## Set task
Select from the records below every line that has the word "JSON" in it.

## Supplied information
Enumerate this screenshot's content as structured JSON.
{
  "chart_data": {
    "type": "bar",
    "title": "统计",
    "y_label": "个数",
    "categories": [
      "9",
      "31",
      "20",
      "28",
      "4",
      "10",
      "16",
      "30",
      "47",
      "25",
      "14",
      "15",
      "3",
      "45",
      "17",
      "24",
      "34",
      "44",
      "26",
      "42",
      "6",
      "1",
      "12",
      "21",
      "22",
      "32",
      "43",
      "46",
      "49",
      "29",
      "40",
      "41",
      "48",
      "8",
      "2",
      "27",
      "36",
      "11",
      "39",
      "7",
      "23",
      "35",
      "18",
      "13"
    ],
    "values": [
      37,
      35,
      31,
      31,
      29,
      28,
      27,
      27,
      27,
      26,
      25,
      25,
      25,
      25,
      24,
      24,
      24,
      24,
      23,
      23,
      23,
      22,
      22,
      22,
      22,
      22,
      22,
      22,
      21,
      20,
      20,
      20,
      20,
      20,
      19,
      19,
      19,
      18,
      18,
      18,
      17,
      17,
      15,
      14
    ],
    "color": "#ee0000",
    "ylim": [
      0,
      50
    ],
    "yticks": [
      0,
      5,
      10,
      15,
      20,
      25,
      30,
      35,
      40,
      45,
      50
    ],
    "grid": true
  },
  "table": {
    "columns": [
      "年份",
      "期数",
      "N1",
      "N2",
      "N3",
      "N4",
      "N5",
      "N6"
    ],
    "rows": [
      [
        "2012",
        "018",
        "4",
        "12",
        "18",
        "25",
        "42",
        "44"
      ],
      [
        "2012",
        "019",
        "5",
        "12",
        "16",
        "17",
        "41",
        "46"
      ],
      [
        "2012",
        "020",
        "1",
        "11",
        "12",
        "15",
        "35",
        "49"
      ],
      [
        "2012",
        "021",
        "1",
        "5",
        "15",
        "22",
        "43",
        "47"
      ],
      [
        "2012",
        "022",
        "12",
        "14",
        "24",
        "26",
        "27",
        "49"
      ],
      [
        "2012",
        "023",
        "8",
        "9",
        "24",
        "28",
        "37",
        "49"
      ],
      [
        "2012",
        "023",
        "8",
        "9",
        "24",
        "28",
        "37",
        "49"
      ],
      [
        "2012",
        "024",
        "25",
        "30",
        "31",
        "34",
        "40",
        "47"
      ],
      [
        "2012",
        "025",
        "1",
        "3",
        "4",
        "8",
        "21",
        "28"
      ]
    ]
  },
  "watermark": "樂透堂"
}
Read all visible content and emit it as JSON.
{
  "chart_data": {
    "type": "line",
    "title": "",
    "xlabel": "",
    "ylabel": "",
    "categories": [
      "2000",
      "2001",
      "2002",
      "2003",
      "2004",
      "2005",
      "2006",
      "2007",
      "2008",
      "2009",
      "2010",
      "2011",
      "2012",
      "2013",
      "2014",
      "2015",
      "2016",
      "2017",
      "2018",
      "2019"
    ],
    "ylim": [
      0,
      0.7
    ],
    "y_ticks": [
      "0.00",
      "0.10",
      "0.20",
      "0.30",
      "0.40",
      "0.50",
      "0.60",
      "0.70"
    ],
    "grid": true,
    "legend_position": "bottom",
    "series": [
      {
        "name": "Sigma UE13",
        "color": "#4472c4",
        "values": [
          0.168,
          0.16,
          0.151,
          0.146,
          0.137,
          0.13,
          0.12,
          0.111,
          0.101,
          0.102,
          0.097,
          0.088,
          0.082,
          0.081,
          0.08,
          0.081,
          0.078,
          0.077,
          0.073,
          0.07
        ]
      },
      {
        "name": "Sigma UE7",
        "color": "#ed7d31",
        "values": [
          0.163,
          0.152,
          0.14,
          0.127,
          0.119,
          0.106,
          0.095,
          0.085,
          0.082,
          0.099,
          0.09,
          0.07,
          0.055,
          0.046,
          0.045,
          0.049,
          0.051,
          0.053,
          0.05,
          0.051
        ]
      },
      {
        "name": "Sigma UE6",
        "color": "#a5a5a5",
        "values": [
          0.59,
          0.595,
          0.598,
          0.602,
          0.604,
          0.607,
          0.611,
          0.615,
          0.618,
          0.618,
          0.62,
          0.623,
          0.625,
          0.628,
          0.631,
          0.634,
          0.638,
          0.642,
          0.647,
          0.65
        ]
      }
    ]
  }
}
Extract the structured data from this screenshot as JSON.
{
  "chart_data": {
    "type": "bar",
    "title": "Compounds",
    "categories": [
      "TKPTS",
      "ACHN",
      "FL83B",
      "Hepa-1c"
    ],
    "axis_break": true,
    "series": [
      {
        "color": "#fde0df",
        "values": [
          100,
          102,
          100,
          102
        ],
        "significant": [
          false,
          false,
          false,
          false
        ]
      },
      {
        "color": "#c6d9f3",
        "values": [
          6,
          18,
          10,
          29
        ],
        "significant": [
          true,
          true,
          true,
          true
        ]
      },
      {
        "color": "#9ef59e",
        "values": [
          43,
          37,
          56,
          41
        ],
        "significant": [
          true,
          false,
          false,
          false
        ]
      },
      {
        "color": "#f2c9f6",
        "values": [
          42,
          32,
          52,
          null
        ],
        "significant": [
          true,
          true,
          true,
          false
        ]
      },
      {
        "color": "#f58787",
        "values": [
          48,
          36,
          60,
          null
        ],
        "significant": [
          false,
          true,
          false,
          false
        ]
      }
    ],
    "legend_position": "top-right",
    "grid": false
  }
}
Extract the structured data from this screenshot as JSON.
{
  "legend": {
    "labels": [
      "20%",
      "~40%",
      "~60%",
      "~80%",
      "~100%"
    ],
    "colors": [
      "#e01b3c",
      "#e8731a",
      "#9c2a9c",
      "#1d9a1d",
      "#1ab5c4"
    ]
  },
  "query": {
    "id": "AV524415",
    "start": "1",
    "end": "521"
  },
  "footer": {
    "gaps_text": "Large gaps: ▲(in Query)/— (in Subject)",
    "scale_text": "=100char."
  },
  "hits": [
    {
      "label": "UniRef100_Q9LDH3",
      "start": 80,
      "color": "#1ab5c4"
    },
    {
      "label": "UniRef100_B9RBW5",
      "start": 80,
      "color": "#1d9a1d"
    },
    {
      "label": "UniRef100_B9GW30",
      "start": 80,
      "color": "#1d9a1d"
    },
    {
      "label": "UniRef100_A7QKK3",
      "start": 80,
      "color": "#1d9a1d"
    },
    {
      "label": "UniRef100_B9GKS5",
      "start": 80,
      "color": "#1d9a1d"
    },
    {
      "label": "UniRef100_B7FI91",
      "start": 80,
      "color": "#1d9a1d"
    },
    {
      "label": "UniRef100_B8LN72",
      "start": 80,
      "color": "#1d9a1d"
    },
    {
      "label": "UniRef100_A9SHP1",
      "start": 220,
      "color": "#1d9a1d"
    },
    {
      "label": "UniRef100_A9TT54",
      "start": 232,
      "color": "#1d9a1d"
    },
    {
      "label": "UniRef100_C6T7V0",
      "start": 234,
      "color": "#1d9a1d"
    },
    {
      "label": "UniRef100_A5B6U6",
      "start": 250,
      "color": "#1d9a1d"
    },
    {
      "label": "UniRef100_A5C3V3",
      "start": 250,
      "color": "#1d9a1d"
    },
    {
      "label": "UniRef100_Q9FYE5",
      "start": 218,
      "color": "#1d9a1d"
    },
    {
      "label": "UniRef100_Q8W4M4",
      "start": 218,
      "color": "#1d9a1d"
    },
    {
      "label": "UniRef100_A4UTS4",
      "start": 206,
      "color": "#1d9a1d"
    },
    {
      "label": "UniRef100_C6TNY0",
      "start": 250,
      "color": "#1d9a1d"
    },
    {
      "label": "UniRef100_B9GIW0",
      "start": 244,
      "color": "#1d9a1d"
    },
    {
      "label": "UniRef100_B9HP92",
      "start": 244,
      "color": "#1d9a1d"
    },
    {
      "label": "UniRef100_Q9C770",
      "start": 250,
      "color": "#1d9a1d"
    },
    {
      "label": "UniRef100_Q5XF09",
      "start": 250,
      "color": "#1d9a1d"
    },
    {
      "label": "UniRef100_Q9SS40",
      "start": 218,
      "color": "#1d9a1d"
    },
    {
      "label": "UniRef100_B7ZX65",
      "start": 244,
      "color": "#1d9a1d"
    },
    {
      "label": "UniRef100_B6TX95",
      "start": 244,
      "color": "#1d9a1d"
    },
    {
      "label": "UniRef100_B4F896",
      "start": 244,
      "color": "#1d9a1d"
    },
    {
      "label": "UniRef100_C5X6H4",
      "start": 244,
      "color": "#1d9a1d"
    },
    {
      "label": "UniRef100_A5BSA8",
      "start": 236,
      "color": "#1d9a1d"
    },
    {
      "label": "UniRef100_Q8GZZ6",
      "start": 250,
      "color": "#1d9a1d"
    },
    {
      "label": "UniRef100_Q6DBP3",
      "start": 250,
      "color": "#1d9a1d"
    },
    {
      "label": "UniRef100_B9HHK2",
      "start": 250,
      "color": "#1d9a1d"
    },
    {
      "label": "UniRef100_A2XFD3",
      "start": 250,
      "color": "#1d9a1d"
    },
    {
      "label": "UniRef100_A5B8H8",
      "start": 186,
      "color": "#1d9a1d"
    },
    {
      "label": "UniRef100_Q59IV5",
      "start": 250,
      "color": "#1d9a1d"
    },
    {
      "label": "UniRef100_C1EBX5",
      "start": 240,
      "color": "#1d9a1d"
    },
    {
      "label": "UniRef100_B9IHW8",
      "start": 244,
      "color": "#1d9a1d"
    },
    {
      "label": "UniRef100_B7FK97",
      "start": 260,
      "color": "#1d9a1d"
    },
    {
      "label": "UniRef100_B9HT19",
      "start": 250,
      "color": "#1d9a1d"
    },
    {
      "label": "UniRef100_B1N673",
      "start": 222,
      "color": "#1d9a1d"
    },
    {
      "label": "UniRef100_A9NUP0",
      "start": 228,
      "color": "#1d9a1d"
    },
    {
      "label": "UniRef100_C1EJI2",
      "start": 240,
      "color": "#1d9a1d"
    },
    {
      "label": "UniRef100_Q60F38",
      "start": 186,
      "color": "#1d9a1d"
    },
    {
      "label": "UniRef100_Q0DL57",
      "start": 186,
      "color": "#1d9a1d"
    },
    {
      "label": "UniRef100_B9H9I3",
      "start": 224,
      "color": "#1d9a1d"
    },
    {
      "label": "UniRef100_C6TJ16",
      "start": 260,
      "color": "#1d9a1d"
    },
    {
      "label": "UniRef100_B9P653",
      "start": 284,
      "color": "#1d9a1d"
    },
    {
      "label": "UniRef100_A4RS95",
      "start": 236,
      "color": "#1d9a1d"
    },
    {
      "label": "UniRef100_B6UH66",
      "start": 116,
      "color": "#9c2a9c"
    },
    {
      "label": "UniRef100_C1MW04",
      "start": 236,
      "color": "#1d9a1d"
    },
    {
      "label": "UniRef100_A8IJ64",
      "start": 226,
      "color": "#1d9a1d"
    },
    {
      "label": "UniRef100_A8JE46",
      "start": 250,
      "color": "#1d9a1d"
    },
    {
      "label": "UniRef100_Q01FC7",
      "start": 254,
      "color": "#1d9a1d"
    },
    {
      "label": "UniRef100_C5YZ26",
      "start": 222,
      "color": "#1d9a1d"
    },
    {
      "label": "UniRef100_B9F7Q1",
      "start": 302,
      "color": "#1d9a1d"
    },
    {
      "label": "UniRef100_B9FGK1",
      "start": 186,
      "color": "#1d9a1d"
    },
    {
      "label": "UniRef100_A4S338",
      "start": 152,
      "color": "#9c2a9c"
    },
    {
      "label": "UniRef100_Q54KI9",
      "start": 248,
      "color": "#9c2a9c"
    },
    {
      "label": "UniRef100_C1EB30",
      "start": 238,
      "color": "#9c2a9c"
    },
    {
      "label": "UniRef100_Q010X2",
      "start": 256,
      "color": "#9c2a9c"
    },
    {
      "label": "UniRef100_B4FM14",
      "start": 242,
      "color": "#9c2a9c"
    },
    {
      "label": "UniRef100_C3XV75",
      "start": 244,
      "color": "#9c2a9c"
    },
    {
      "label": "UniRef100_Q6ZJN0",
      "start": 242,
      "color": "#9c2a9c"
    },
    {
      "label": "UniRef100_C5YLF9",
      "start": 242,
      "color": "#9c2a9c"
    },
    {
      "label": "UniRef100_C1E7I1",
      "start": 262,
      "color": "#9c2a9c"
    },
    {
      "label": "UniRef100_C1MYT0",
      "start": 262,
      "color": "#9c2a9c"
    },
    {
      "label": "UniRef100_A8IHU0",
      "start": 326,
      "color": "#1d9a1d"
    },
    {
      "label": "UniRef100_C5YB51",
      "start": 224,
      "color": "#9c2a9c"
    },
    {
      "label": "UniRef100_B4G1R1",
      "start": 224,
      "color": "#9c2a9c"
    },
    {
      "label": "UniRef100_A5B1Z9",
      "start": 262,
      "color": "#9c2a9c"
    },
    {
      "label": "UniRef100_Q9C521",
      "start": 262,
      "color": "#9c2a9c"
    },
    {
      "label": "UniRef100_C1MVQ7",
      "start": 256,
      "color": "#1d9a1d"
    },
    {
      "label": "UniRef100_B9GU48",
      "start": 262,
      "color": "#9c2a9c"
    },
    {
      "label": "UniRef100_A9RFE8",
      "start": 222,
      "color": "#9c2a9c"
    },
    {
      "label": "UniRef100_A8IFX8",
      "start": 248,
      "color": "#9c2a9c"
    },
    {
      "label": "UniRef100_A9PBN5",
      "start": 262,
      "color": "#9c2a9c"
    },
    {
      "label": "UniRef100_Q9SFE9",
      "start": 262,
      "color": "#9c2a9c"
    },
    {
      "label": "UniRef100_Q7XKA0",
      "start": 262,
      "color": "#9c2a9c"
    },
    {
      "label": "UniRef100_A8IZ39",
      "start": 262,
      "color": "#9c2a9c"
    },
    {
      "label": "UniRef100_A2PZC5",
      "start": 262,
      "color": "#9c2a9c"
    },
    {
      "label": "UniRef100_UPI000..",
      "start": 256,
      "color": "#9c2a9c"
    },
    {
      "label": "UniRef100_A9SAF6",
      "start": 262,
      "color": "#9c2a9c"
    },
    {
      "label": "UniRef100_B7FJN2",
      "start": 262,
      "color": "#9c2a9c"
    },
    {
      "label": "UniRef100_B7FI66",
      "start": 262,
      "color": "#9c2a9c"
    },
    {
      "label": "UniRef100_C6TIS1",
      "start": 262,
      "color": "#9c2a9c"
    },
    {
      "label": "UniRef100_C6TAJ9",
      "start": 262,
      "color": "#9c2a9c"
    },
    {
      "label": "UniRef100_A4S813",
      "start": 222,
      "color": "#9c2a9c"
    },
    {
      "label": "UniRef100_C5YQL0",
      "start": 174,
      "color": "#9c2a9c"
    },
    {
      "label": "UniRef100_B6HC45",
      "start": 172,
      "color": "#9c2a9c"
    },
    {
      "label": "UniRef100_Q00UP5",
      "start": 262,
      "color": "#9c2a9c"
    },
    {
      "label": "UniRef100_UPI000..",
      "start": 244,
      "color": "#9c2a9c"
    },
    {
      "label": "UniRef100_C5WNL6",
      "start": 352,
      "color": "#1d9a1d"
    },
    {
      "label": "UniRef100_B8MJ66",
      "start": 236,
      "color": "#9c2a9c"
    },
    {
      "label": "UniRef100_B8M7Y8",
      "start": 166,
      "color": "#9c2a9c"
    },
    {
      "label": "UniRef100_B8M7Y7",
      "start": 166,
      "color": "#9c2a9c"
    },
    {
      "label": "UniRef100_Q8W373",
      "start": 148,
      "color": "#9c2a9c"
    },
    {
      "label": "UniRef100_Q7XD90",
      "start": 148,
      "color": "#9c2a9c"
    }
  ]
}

## Output for this task
Enumerate this screenshot's content as structured JSON.
Read all visible content and emit it as JSON.
Extract the structured data from this screenshot as JSON.
Extract the structured data from this screenshot as JSON.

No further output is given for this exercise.